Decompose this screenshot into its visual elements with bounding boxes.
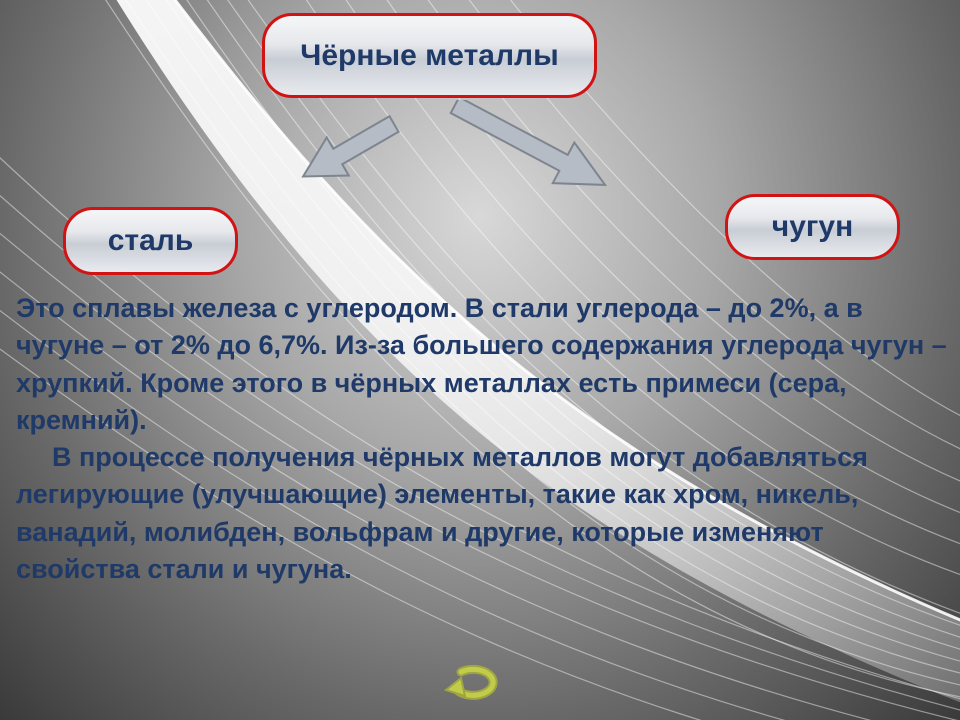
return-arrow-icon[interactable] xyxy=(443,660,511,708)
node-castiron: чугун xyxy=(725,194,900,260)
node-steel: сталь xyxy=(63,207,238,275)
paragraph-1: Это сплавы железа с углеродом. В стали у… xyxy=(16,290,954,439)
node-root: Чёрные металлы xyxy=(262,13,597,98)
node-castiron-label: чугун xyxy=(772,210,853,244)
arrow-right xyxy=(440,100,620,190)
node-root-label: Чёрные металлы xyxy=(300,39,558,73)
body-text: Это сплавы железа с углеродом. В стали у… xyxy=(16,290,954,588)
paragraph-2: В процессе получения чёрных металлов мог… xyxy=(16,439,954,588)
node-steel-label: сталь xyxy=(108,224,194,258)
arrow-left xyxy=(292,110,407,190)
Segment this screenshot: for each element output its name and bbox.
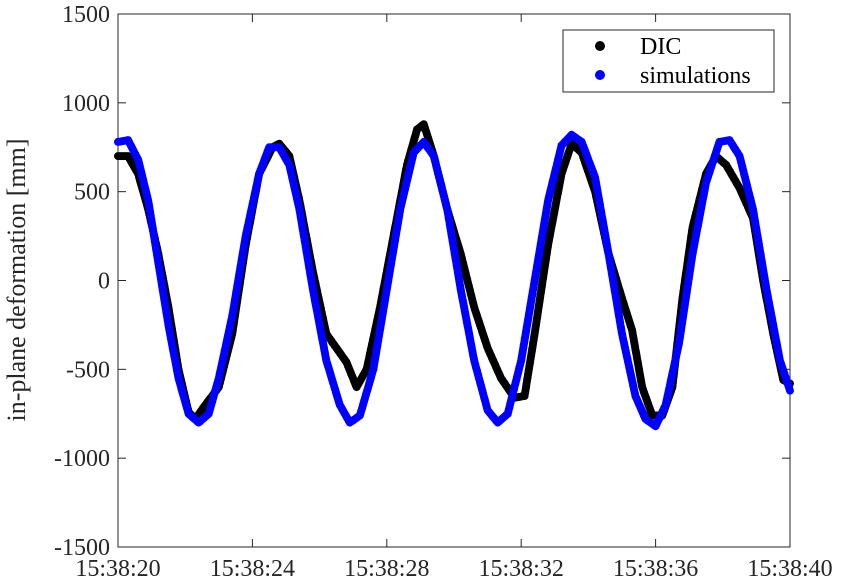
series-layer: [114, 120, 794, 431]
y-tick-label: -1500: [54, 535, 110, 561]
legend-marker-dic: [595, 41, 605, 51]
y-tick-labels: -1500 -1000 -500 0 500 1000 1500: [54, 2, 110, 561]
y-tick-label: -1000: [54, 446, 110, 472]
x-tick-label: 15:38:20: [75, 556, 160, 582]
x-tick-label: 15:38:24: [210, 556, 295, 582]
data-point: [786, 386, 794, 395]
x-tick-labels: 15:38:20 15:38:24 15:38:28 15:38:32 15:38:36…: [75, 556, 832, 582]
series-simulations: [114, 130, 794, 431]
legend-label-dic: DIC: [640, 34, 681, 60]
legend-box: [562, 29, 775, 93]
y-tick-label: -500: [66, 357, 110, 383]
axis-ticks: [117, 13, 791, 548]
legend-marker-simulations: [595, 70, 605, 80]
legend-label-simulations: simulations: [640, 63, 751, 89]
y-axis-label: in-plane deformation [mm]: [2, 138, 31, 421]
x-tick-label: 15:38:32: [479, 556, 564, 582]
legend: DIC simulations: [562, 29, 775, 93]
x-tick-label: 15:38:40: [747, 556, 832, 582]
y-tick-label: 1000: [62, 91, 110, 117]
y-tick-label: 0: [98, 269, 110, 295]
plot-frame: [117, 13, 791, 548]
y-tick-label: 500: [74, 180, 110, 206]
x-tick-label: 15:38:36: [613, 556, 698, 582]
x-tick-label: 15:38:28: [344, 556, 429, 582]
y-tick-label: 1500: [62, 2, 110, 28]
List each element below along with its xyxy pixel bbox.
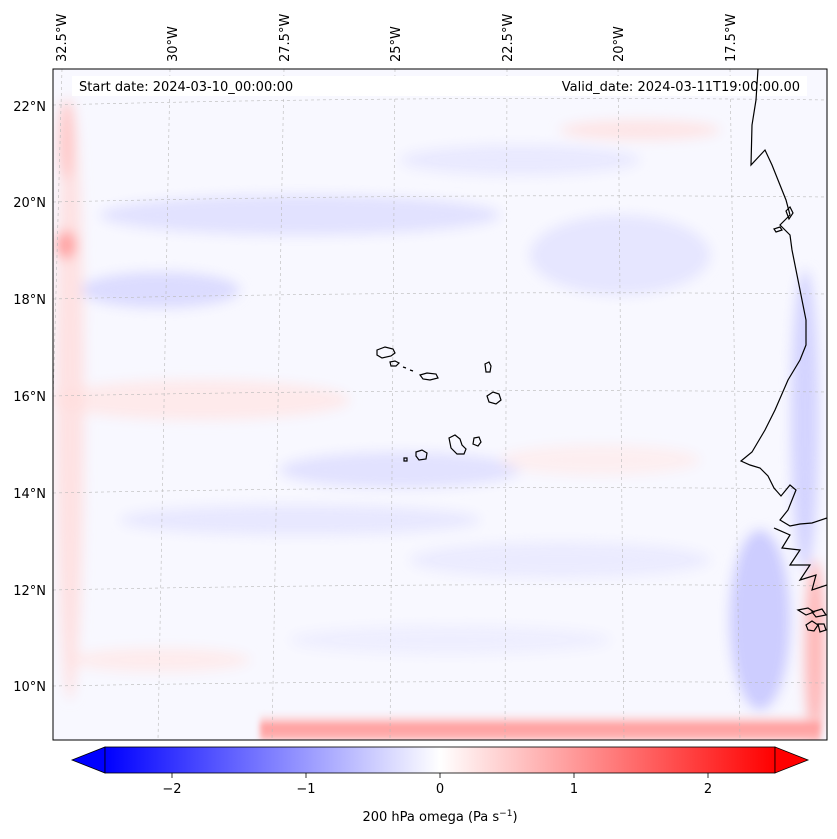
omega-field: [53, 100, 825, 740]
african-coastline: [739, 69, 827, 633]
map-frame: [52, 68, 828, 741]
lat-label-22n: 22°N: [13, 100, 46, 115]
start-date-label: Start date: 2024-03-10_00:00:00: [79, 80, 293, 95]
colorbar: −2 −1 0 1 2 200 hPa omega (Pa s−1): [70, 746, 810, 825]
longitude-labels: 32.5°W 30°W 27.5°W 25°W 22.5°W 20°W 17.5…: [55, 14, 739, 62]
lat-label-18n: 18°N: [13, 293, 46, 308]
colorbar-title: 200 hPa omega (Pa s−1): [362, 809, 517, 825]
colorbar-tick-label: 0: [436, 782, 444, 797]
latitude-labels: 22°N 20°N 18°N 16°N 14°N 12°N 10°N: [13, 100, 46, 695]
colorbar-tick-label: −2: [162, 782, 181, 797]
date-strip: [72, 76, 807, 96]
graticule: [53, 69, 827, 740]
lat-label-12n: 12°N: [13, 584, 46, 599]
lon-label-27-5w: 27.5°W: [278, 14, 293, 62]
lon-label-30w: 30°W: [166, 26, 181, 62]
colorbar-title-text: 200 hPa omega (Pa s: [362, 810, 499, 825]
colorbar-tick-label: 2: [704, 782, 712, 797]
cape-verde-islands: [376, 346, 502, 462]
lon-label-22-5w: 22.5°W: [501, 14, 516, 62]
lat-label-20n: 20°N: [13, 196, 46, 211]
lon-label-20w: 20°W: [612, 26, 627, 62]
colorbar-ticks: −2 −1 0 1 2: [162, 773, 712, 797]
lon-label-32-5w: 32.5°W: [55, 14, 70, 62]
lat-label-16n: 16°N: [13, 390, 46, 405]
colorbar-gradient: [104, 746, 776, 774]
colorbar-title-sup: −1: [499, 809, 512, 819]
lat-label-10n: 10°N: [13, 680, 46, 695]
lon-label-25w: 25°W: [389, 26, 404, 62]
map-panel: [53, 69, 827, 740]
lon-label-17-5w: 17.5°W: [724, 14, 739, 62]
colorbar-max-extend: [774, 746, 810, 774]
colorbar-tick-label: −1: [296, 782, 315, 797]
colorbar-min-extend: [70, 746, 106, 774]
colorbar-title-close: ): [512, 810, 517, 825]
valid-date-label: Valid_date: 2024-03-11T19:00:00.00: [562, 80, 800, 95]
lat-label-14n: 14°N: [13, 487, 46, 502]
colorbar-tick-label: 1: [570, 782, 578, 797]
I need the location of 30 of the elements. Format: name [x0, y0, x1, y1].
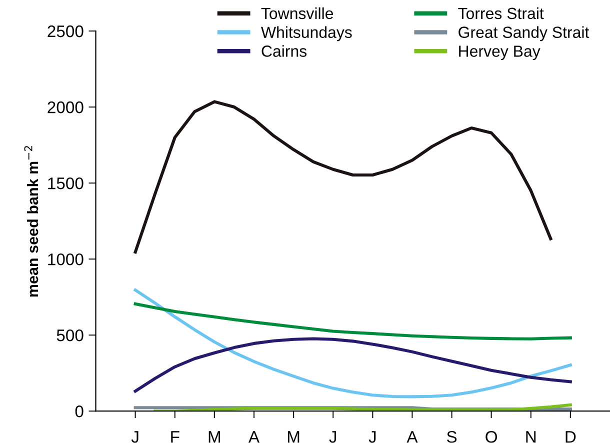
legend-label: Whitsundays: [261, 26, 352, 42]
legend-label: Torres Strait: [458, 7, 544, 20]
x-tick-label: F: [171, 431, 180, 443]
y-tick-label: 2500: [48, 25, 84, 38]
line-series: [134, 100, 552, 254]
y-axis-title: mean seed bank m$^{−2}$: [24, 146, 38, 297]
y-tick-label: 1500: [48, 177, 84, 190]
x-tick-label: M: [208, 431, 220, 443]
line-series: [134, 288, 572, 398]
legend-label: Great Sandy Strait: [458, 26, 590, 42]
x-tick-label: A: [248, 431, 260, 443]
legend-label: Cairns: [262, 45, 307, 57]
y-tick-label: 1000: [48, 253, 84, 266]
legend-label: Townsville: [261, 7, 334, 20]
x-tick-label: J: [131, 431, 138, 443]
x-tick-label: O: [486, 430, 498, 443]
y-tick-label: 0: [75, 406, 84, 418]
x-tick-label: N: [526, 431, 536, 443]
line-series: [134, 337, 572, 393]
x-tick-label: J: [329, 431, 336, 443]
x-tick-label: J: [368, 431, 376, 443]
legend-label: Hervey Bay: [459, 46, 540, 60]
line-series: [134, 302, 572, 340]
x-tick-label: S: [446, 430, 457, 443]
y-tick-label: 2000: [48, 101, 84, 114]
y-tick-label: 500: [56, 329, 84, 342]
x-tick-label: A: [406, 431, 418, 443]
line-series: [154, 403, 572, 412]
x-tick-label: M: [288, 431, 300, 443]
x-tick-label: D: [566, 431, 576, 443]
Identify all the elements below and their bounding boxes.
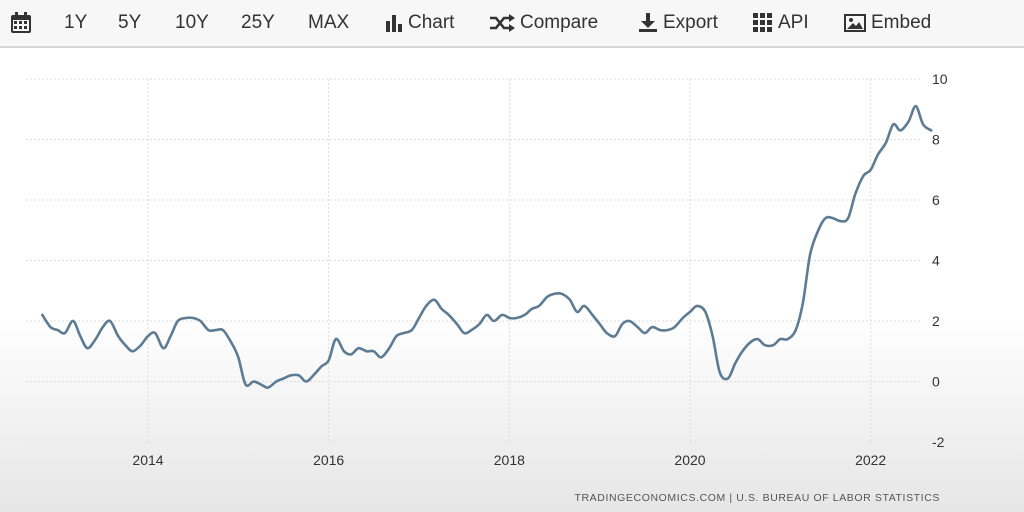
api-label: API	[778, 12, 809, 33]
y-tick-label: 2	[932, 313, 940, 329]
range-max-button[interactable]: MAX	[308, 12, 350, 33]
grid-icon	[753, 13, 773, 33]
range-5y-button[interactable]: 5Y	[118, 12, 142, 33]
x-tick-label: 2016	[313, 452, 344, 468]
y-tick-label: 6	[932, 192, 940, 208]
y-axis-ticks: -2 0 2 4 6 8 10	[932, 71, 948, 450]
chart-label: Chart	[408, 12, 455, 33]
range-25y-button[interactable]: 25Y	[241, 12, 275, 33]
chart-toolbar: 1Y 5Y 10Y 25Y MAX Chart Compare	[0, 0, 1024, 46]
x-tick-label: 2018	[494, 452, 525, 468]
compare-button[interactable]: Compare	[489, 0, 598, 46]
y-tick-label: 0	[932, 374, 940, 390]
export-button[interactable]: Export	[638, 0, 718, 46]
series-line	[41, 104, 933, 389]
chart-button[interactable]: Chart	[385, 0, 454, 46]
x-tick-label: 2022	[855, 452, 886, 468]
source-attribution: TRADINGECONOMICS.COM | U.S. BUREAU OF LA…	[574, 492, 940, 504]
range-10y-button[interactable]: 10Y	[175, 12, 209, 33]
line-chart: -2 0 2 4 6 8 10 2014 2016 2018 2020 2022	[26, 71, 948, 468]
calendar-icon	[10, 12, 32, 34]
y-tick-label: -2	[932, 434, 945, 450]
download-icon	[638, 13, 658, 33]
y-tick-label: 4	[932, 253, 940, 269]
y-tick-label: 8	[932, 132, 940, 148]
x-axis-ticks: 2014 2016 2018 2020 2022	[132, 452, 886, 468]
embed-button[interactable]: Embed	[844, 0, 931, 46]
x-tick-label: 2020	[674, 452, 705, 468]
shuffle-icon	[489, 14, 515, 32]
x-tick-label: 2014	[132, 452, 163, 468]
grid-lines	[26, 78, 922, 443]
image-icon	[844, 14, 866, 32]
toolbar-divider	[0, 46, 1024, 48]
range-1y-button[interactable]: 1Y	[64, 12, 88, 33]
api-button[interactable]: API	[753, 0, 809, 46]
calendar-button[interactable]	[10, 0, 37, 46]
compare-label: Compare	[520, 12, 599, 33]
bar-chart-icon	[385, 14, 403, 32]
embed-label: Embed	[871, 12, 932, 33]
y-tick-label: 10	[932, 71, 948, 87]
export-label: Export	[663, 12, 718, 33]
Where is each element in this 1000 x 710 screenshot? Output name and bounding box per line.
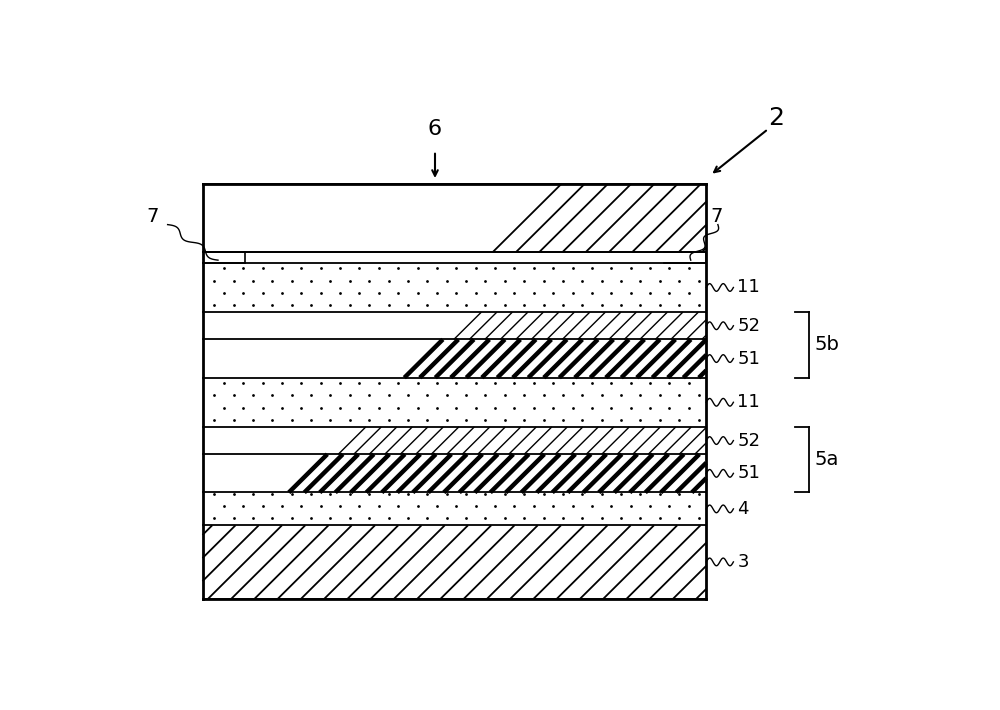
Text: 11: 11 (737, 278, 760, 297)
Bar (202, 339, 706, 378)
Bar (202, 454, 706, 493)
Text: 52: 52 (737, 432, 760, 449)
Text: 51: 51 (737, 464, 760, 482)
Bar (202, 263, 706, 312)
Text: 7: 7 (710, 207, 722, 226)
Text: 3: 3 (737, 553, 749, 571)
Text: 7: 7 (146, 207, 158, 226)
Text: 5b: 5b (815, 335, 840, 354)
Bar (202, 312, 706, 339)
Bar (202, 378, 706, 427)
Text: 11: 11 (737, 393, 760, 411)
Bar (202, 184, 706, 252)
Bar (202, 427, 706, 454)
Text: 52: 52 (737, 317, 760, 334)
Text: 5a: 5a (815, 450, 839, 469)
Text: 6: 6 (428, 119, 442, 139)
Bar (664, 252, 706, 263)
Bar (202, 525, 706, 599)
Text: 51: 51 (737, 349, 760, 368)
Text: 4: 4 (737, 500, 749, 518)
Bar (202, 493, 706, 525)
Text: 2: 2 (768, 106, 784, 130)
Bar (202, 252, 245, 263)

##########

** EXERCISE PROMPT **
Give the lines as a Markdown table with the columns Row and Line, starting with the line that contains "12, 809, 33]" and going on through the line that contains "104, 933, 389]". Number each row, and leave out any blank lines.

** TASK ANSWER **
| Row | Line |
|---|---|
| 1 | api-label: API	[778, 12, 809, 33] |
| 2 | y-tick-label: 2	[932, 313, 940, 329] |
| 3 | range-max-button[interactable]: MAX	[308, 12, 350, 33] |
| 4 | grid-icon	[753, 13, 773, 33] |
| 5 | range-5y-button[interactable]: 5Y	[118, 12, 142, 33] |
| 6 | x-tick-label: 2016	[313, 452, 344, 468] |
| 7 | y-tick-label: 6	[932, 192, 940, 208] |
| 8 | y-axis-ticks: -2 0 2 4 6 8 10	[932, 71, 948, 450] |
| 9 | chart-label: Chart	[408, 12, 455, 33] |
| 10 | range-25y-button[interactable]: 25Y	[241, 12, 275, 33] |
| 11 | chart-toolbar: 1Y 5Y 10Y 25Y MAX Chart Compare	[0, 0, 1024, 46] |
| 12 | x-tick-label: 2018	[494, 452, 525, 468] |
| 13 | compare-button[interactable]: Compare	[489, 0, 598, 46] |
| 14 | y-tick-label: 0	[932, 374, 940, 390] |
| 15 | export-button[interactable]: Export	[638, 0, 718, 46] |
| 16 | series-line	[41, 104, 933, 389] |